■ STATED EXERCISE: Below are the records; locate each line with the word "eine" and copy it.

■ DATASET EXTRACT:
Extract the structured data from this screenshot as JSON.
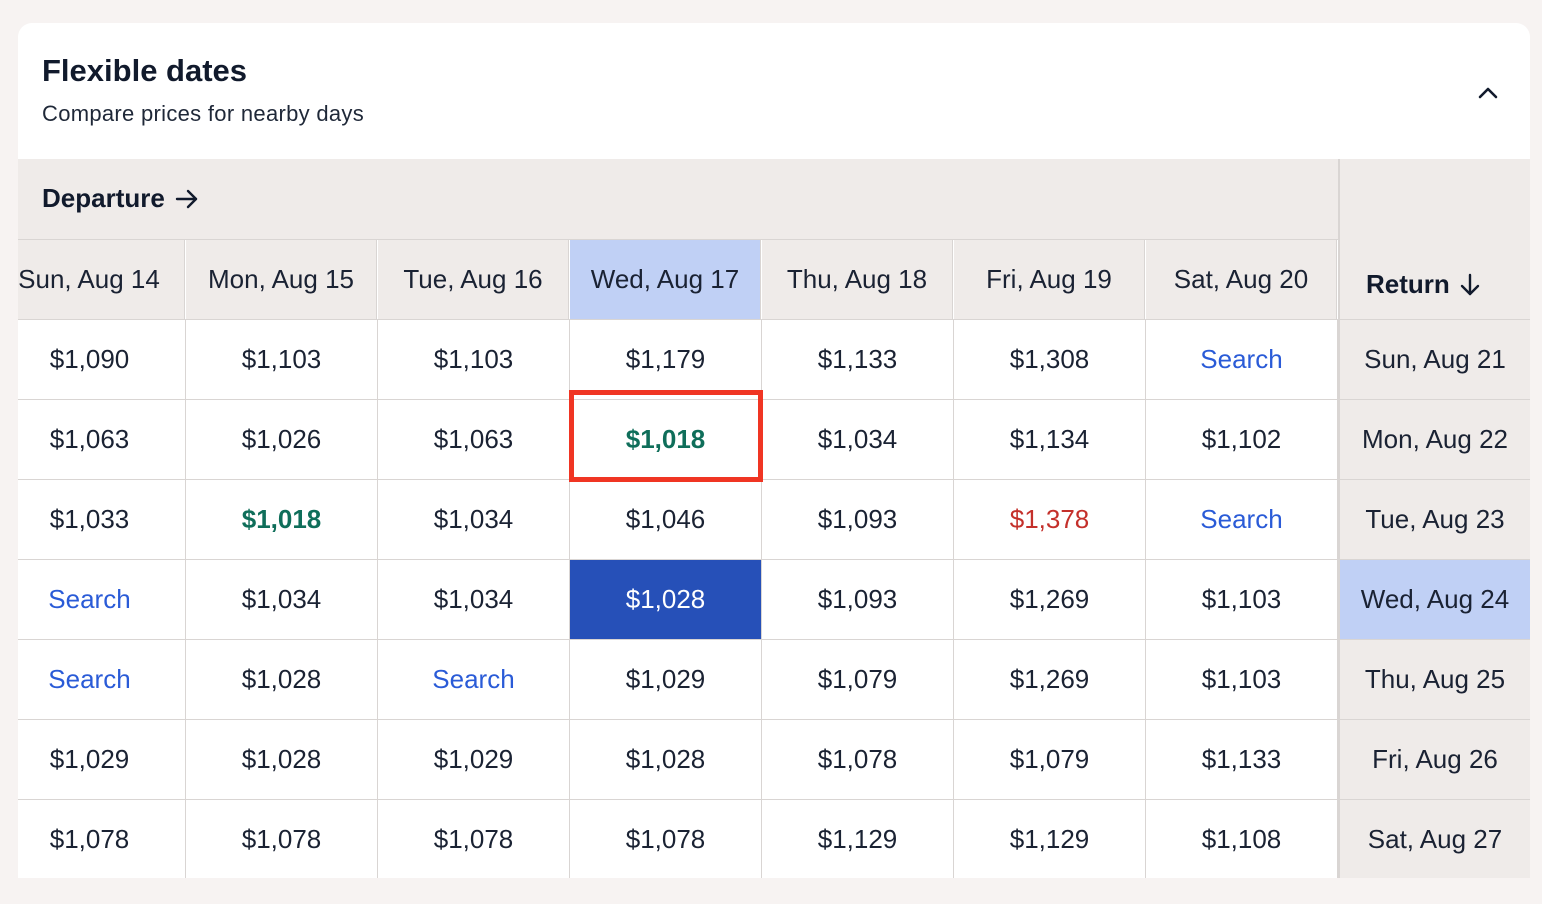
{
  "header": {
    "title": "Flexible dates",
    "subtitle": "Compare prices for nearby days",
    "collapse_icon": "chevron-up-icon"
  },
  "departure_label": "Departure",
  "return_label": "Return",
  "departure_dates": [
    "Sun, Aug 14",
    "Mon, Aug 15",
    "Tue, Aug 16",
    "Wed, Aug 17",
    "Thu, Aug 18",
    "Fri, Aug 19",
    "Sat, Aug 20"
  ],
  "return_dates": [
    "Sun, Aug 21",
    "Mon, Aug 22",
    "Tue, Aug 23",
    "Wed, Aug 24",
    "Thu, Aug 25",
    "Fri, Aug 26",
    "Sat, Aug 27"
  ],
  "selected_departure": "Wed, Aug 17",
  "selected_return": "Wed, Aug 24",
  "grid": [
    [
      "$1,090",
      "$1,103",
      "$1,103",
      "$1,179",
      "$1,133",
      "$1,308",
      "Search"
    ],
    [
      "$1,063",
      "$1,026",
      "$1,063",
      "$1,018",
      "$1,034",
      "$1,134",
      "$1,102"
    ],
    [
      "$1,033",
      "$1,018",
      "$1,034",
      "$1,046",
      "$1,093",
      "$1,378",
      "Search"
    ],
    [
      "Search",
      "$1,034",
      "$1,034",
      "$1,028",
      "$1,093",
      "$1,269",
      "$1,103"
    ],
    [
      "Search",
      "$1,028",
      "Search",
      "$1,029",
      "$1,079",
      "$1,269",
      "$1,103"
    ],
    [
      "$1,029",
      "$1,028",
      "$1,029",
      "$1,028",
      "$1,078",
      "$1,079",
      "$1,133"
    ],
    [
      "$1,078",
      "$1,078",
      "$1,078",
      "$1,078",
      "$1,129",
      "$1,129",
      "$1,108"
    ]
  ],
  "colors": {
    "cheapest": "#0f6e5a",
    "most_expensive": "#c4302b",
    "search_link": "#2a5bd7",
    "selected_cell": "#2650b8",
    "selected_header": "#c0d0f5",
    "annotation_box": "#f03523"
  }
}
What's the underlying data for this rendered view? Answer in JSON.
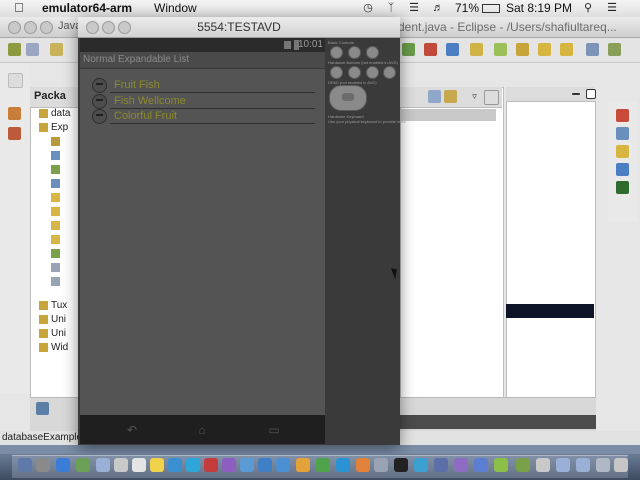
{
  "menubar": {
    "app_name": "emulator64-arm",
    "menu_window": "Window",
    "battery": "71%",
    "datetime": "Sat 8:19 PM"
  },
  "eclipse": {
    "title": "dent.java - Eclipse - /Users/shafiultareq...",
    "tab_java": "Java",
    "package_tab": "Packa",
    "tree": [
      "data",
      "Exp",
      "",
      "",
      "",
      "",
      "",
      "",
      "",
      "",
      "",
      "",
      "",
      "Tux",
      "Uni",
      "Uni",
      "Wid"
    ],
    "status_text": "databaseExample"
  },
  "emulator": {
    "window_title": "5554:TESTAVD",
    "clock": "10:01",
    "app_title": "Normal Expandable List",
    "groups": [
      "Fruit Fish",
      "Fish Wellcome",
      "Colorful Fruit"
    ]
  },
  "controls": {
    "section_basic": "Basic Controls",
    "section_hardware": "Hardware Buttons (not enabled in AVD)",
    "section_dpad": "DPAD (not enabled in AVD)",
    "section_keyboard": "Hardware Keyboard",
    "keyboard_hint": "Use your physical keyboard to provide input"
  },
  "colors": {
    "list_text": "#8b8a2d",
    "screen_bg": "#545454",
    "controls_bg": "#3a3a3a"
  }
}
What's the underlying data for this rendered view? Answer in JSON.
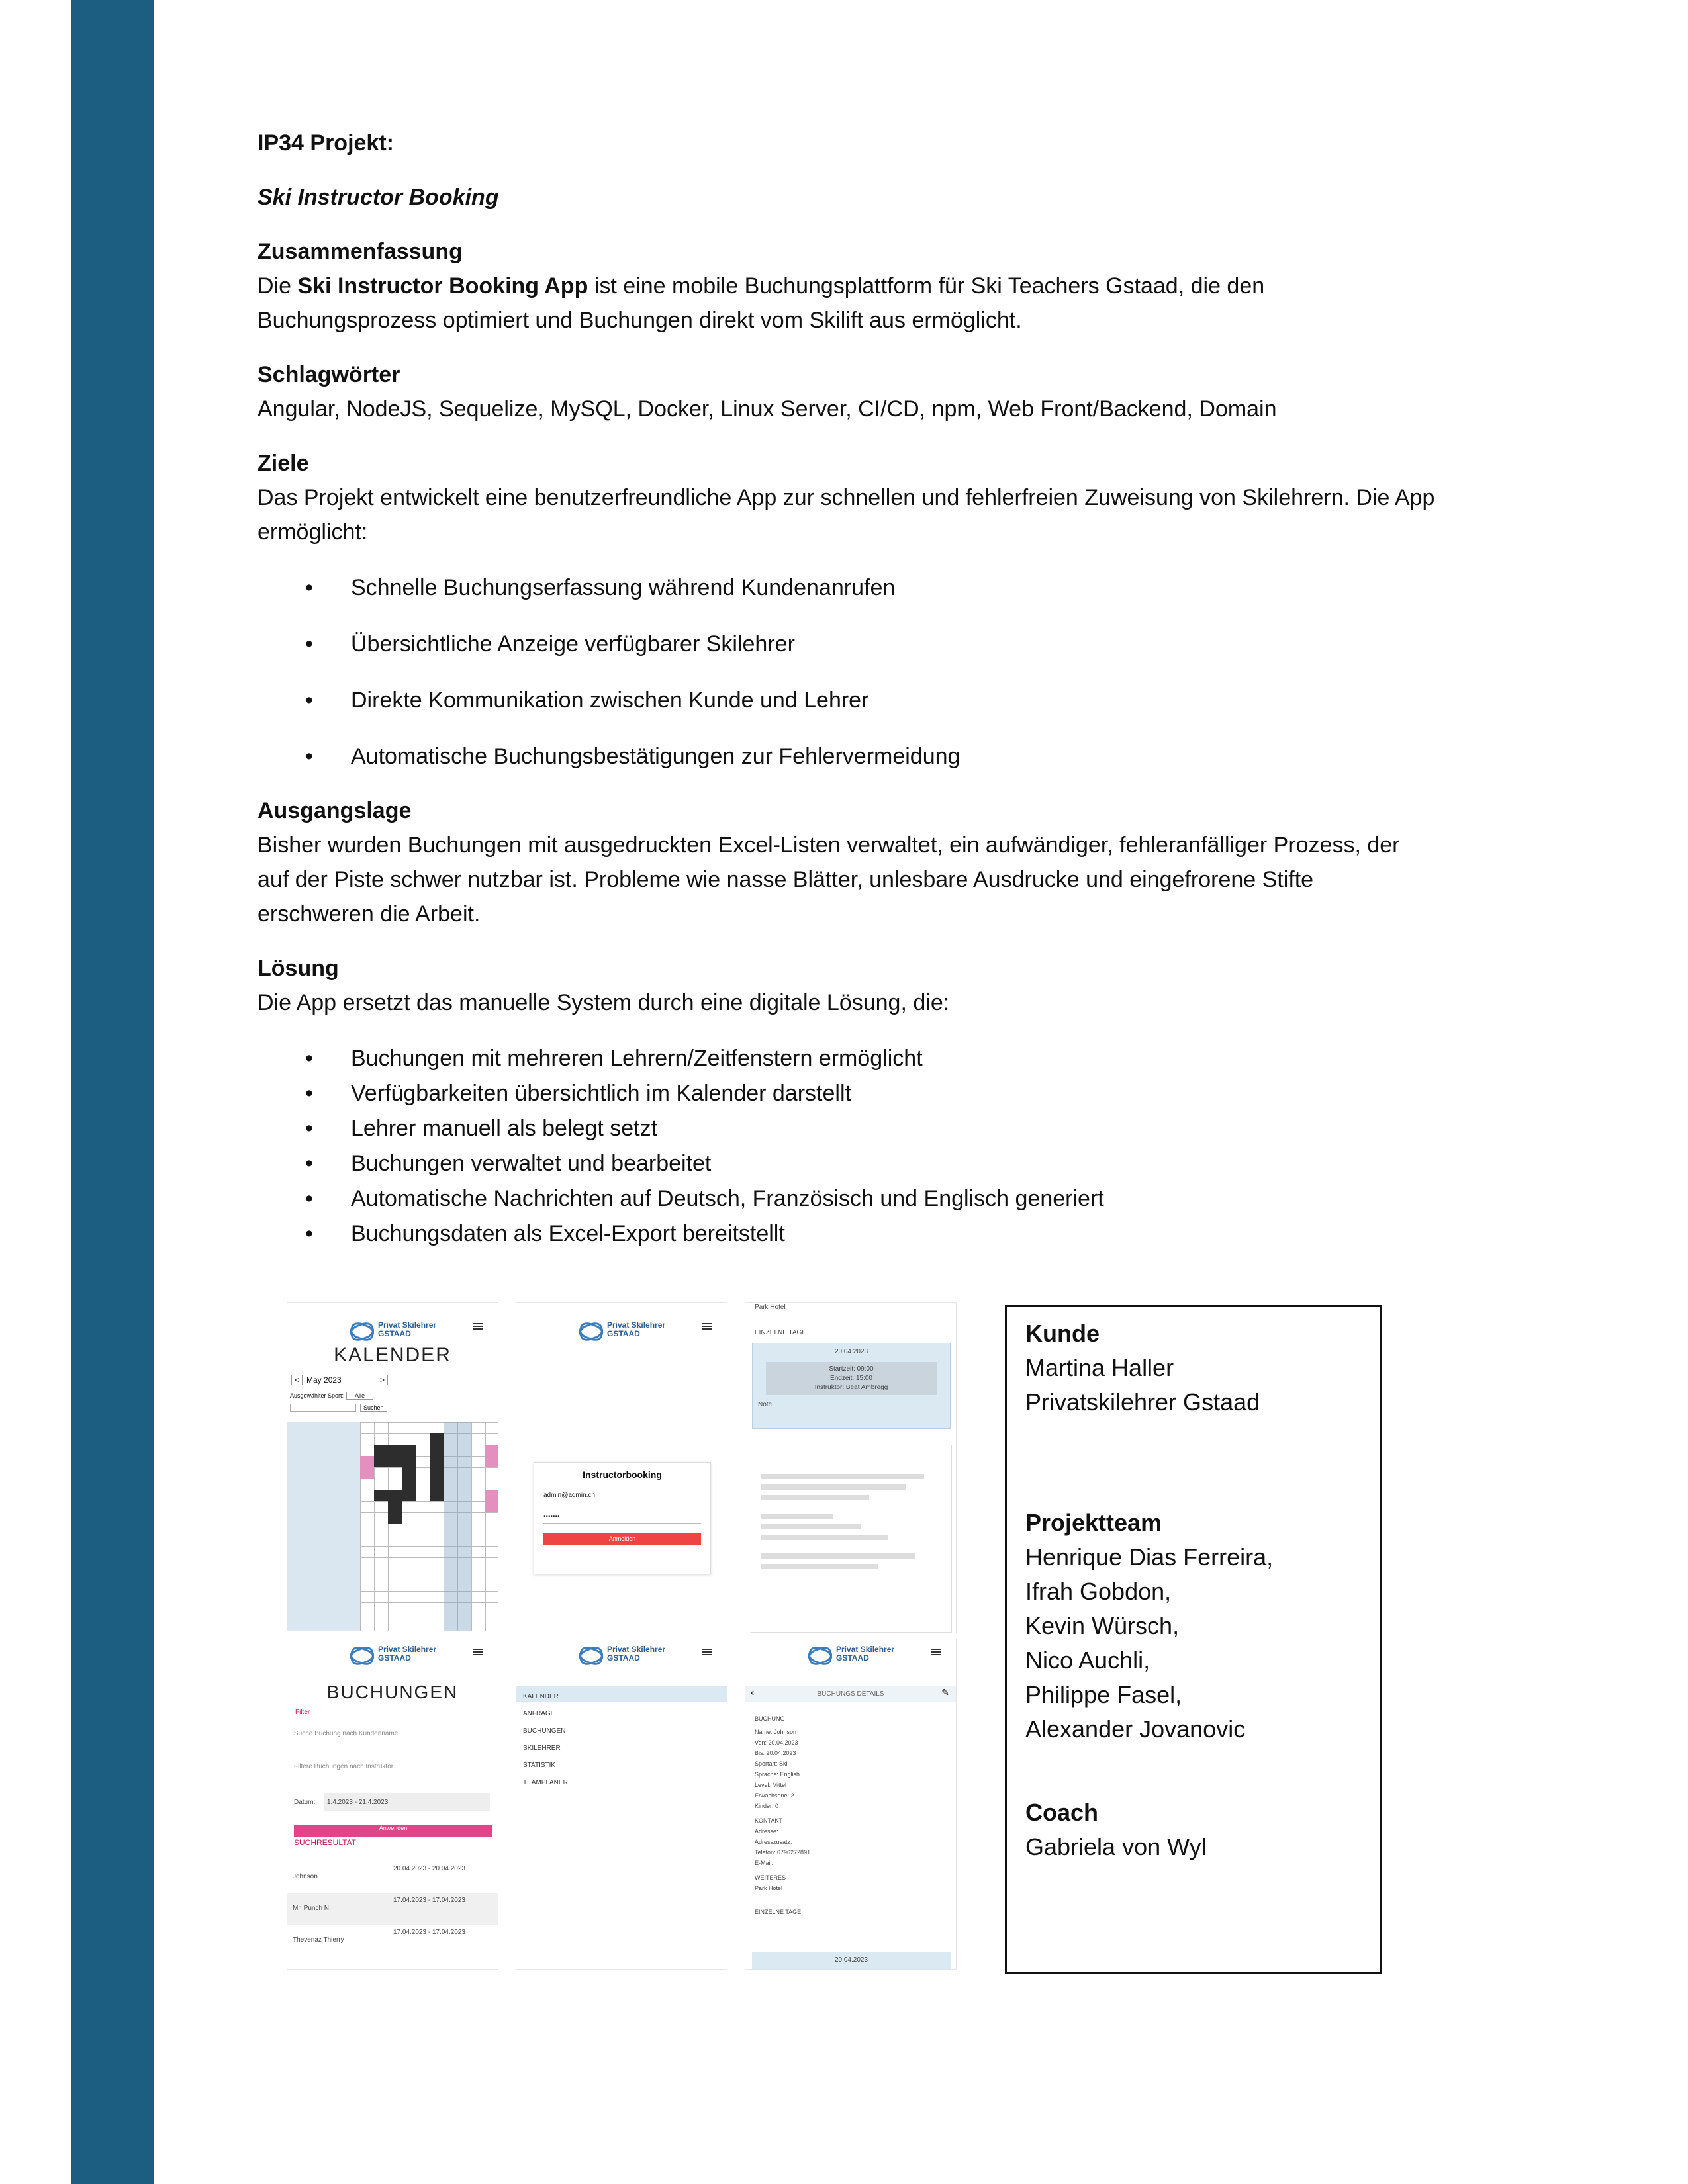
{
  "doc": {
    "title": "IP34 Projekt:",
    "subtitle": "Ski Instructor Booking",
    "summary": {
      "heading": "Zusammenfassung",
      "prefix": "Die ",
      "bold": "Ski Instructor Booking App",
      "rest": " ist eine mobile Buchungsplattform für Ski Teachers Gstaad, die den Buchungsprozess optimiert und Buchungen direkt vom Skilift aus ermöglicht."
    },
    "keywords": {
      "heading": "Schlagwörter",
      "text": "Angular, NodeJS, Sequelize, MySQL, Docker, Linux Server, CI/CD, npm, Web Front/Backend, Domain"
    },
    "goals": {
      "heading": "Ziele",
      "text": "Das Projekt entwickelt eine benutzerfreundliche App zur schnellen und fehlerfreien Zuweisung von Skilehrern. Die App ermöglicht:",
      "items": [
        "Schnelle Buchungserfassung während Kundenanrufen",
        "Übersichtliche Anzeige verfügbarer Skilehrer",
        "Direkte Kommunikation zwischen Kunde und Lehrer",
        "Automatische Buchungsbestätigungen zur Fehlervermeidung"
      ]
    },
    "situation": {
      "heading": "Ausgangslage",
      "text": "Bisher wurden Buchungen mit ausgedruckten Excel-Listen verwaltet, ein aufwändiger, fehleranfälliger Prozess, der auf der Piste schwer nutzbar ist. Probleme wie nasse Blätter, unlesbare Ausdrucke und eingefrorene Stifte erschweren die Arbeit."
    },
    "solution": {
      "heading": "Lösung",
      "text": "Die App ersetzt das manuelle System durch eine digitale Lösung, die:",
      "items": [
        "Buchungen mit mehreren Lehrern/Zeitfenstern ermöglicht",
        "Verfügbarkeiten übersichtlich im Kalender darstellt",
        "Lehrer manuell als belegt setzt",
        "Buchungen verwaltet und bearbeitet",
        "Automatische Nachrichten auf Deutsch, Französisch und Englisch generiert",
        "Buchungsdaten als Excel-Export bereitstellt"
      ]
    }
  },
  "screens": {
    "logo": "Privat Skilehrer GSTAAD",
    "calendar": {
      "heading": "KALENDER",
      "month": "May 2023",
      "sport_label": "Ausgewählter Sport:",
      "sport_value": "Alle",
      "search_btn": "Suchen",
      "prev": "<",
      "next": ">"
    },
    "login": {
      "heading": "Instructorbooking",
      "user": "admin@admin.ch",
      "password": "•••••••",
      "button": "Anmelden"
    },
    "detail_top": {
      "hotel": "Park Hotel",
      "days_label": "EINZELNE TAGE",
      "date": "20.04.2023",
      "start": "Startzeit: 09:00",
      "end": "Endzeit: 15:00",
      "instructor": "Instruktor: Beat Ambrogg",
      "note": "Note:"
    },
    "bookings": {
      "heading": "BUCHUNGEN",
      "filter": "Filter",
      "search_placeholder": "Suche Buchung nach Kundenname",
      "teacher_placeholder": "Filtere Buchungen nach Instruktor",
      "date_label": "Datum:",
      "date_value": "1.4.2023 - 21.4.2023",
      "apply": "Anwenden",
      "results": "SUCHRESULTAT",
      "rows": [
        {
          "name": "Johnson",
          "dates": "20.04.2023 - 20.04.2023"
        },
        {
          "name": "Mr. Punch N.",
          "dates": "17.04.2023 - 17.04.2023"
        },
        {
          "name": "Thevenaz Thierry",
          "dates": "17.04.2023 - 17.04.2023"
        }
      ]
    },
    "menu": {
      "items": [
        "KALENDER",
        "ANFRAGE",
        "BUCHUNGEN",
        "SKILEHRER",
        "STATISTIK",
        "TEAMPLANER"
      ]
    },
    "detail": {
      "heading": "BUCHUNGS DETAILS",
      "section": "BUCHUNG",
      "lines": [
        "Name: Johnson",
        "Von: 20.04.2023",
        "Bis: 20.04.2023",
        "Sportart: Ski",
        "Sprache: English",
        "Level: Mittel",
        "Erwachsene: 2",
        "Kinder: 0"
      ],
      "contact": "KONTAKT",
      "contact_lines": [
        "Adresse:",
        "Adresszusatz:",
        "Telefon: 0796272891",
        "E-Mail:"
      ],
      "more": "WEITERES",
      "hotel": "Park Hotel",
      "days_label": "EINZELNE TAGE",
      "date": "20.04.2023"
    }
  },
  "info": {
    "client_heading": "Kunde",
    "client_lines": [
      "Martina Haller",
      "Privatskilehrer Gstaad"
    ],
    "team_heading": "Projektteam",
    "team": [
      "Henrique Dias Ferreira,",
      "Ifrah Gobdon,",
      "Kevin Würsch,",
      "Nico Auchli,",
      "Philippe Fasel,",
      "Alexander Jovanovic"
    ],
    "coach_heading": "Coach",
    "coach": "Gabriela von Wyl"
  },
  "colors": {
    "sidebar": "#1b5e82",
    "accent_pink": "#e0458a",
    "button_red": "#ef4444"
  }
}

■ EXERCISE RESPONSE:
      "rest": " ist eine mobile Buchungsplattform für Ski Teachers Gstaad, die den Buchungsprozess optimiert und Buchungen direkt vom Skilift aus ermöglicht."
      "text": "Das Projekt entwickelt eine benutzerfreundliche App zur schnellen und fehlerfreien Zuweisung von Skilehrern. Die App ermöglicht:",
      "text": "Die App ersetzt das manuelle System durch eine digitale Lösung, die:",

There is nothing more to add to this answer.